• **Page transcription dataset items**
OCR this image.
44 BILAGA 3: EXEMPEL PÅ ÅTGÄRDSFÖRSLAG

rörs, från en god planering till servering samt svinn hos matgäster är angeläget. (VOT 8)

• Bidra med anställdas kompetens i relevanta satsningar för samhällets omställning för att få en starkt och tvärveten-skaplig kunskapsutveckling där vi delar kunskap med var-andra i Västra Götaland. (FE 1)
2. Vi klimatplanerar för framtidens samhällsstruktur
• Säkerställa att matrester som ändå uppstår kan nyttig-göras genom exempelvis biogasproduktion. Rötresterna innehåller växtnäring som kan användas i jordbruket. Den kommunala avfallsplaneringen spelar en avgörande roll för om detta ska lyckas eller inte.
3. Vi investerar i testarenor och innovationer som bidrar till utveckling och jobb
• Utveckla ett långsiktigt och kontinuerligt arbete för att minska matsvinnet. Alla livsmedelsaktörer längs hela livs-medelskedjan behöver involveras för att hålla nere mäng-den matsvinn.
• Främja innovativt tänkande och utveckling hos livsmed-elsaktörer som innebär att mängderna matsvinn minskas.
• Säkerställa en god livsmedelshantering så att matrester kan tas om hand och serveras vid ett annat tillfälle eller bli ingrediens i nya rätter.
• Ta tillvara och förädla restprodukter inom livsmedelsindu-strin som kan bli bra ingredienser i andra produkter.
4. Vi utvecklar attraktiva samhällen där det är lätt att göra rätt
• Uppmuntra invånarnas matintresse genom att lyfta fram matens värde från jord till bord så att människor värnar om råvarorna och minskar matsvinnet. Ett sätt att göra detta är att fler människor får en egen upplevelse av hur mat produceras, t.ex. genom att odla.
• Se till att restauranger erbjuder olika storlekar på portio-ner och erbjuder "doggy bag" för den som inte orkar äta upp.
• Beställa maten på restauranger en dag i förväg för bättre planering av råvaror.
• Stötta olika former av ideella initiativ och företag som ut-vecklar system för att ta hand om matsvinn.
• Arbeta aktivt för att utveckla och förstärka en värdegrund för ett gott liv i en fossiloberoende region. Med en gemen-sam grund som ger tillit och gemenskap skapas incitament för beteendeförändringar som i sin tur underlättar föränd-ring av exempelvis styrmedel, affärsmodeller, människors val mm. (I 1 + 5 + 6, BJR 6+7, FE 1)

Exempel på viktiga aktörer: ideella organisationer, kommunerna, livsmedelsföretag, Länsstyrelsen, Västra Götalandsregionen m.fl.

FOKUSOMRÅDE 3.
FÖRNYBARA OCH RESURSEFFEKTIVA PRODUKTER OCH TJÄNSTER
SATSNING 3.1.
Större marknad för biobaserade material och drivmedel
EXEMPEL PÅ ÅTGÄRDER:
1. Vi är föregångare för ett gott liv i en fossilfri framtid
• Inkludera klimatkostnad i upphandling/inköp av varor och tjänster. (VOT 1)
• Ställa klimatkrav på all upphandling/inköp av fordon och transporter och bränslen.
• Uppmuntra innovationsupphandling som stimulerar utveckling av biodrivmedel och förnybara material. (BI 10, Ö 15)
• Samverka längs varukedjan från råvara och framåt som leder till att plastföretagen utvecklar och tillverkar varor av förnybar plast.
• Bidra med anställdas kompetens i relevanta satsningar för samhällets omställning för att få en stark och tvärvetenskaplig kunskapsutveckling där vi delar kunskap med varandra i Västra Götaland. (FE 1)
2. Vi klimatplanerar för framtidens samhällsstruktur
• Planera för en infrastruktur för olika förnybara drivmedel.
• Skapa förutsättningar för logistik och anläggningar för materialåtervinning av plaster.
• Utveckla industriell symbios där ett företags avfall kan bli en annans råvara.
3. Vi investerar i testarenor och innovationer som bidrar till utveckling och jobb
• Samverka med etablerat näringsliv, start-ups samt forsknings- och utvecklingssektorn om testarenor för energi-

• **AIM OF THE TASK**
Word for word, reproduce every record shown above.

• **YOUR SOLUTION**
OCR this image.
44 BILAGA 3: EXEMPEL PÅ ÅTGÄRDSFÖRSLAG

rörs, från en god planering till servering samt svinn hos matgäster är angeläget. (VOT 8)

• Bidra med anställdas kompetens i relevanta satsningar för samhällets omställning för att få en starkt och tvärveten-skaplig kunskapsutveckling där vi delar kunskap med var-andra i Västra Götaland. (FE 1)
2. Vi klimatplanerar för framtidens samhällsstruktur
• Säkerställa att matrester som ändå uppstår kan nyttig-göras genom exempelvis biogasproduktion. Rötresterna innehåller växtnäring som kan användas i jordbruket. Den kommunala avfallsplaneringen spelar en avgörande roll för om detta ska lyckas eller inte.
3. Vi investerar i testarenor och innovationer som bidrar till utveckling och jobb
• Utveckla ett långsiktigt och kontinuerligt arbete för att minska matsvinnet. Alla livsmedelsaktörer längs hela livs-medelskedjan behöver involveras för att hålla nere mäng-den matsvinn.
• Främja innovativt tänkande och utveckling hos livsmed-elsaktörer som innebär att mängderna matsvinn minskas.
• Säkerställa en god livsmedelshantering så att matrester kan tas om hand och serveras vid ett annat tillfälle eller bli ingrediens i nya rätter.
• Ta tillvara och förädla restprodukter inom livsmedelsindu-strin som kan bli bra ingredienser i andra produkter.
4. Vi utvecklar attraktiva samhällen där det är lätt att göra rätt
• Uppmuntra invånarnas matintresse genom att lyfta fram matens värde från jord till bord så att människor värnar om råvarorna och minskar matsvinnet. Ett sätt att göra detta är att fler människor får en egen upplevelse av hur mat produceras, t.ex. genom att odla.
• Se till att restauranger erbjuder olika storlekar på portio-ner och erbjuder "doggy bag" för den som inte orkar äta upp.
• Beställa maten på restauranger en dag i förväg för bättre planering av råvaror.
• Stötta olika former av ideella initiativ och företag som ut-vecklar system för att ta hand om matsvinn.
• Arbeta aktivt för att utveckla och förstärka en värdegrund för ett gott liv i en fossiloberoende region. Med en gemen-sam grund som ger tillit och gemenskap skapas incitament för beteendeförändringar som i sin tur underlättar föränd-ring av exempelvis styrmedel, affärsmodeller, människors val mm. (I 1 + 5 + 6, BJR 6+7, FE 1)

Exempel på viktiga aktörer: ideella organisationer, kommunerna, livsmedelsföretag, Länsstyrelsen, Västra Götalandsregionen m.fl.

FOKUSOMRÅDE 3.
FÖRNYBARA OCH RESURSEFFEKTIVA PRODUKTER OCH TJÄNSTER
SATSNING 3.1.
Större marknad för biobaserade material och drivmedel
EXEMPEL PÅ ÅTGÄRDER:
1. Vi är föregångare för ett gott liv i en fossilfri framtid
• Inkludera klimatkostnad i upphandling/inköp av varor och tjänster. (VOT 1)
• Ställa klimatkrav på all upphandling/inköp av fordon och transporter och bränslen.
• Uppmuntra innovationsupphandling som stimulerar utveckling av biodrivmedel och förnybara material. (BI 10, Ö 15)
• Samverka längs varukedjan från råvara och framåt som leder till att plastföretagen utvecklar och tillverkar varor av förnybar plast.
• Bidra med anställdas kompetens i relevanta satsningar för samhällets omställning för att få en stark och tvärvetenskaplig kunskapsutveckling där vi delar kunskap med varandra i Västra Götaland. (FE 1)
2. Vi klimatplanerar för framtidens samhällsstruktur
• Planera för en infrastruktur för olika förnybara drivmedel.
• Skapa förutsättningar för logistik och anläggningar för materialåtervinning av plaster.
• Utveckla industriell symbios där ett företags avfall kan bli en annans råvara.
3. Vi investerar i testarenor och innovationer som bidrar till utveckling och jobb
• Samverka med etablerat näringsliv, start-ups samt forsknings- och utvecklingssektorn om testarenor för energi-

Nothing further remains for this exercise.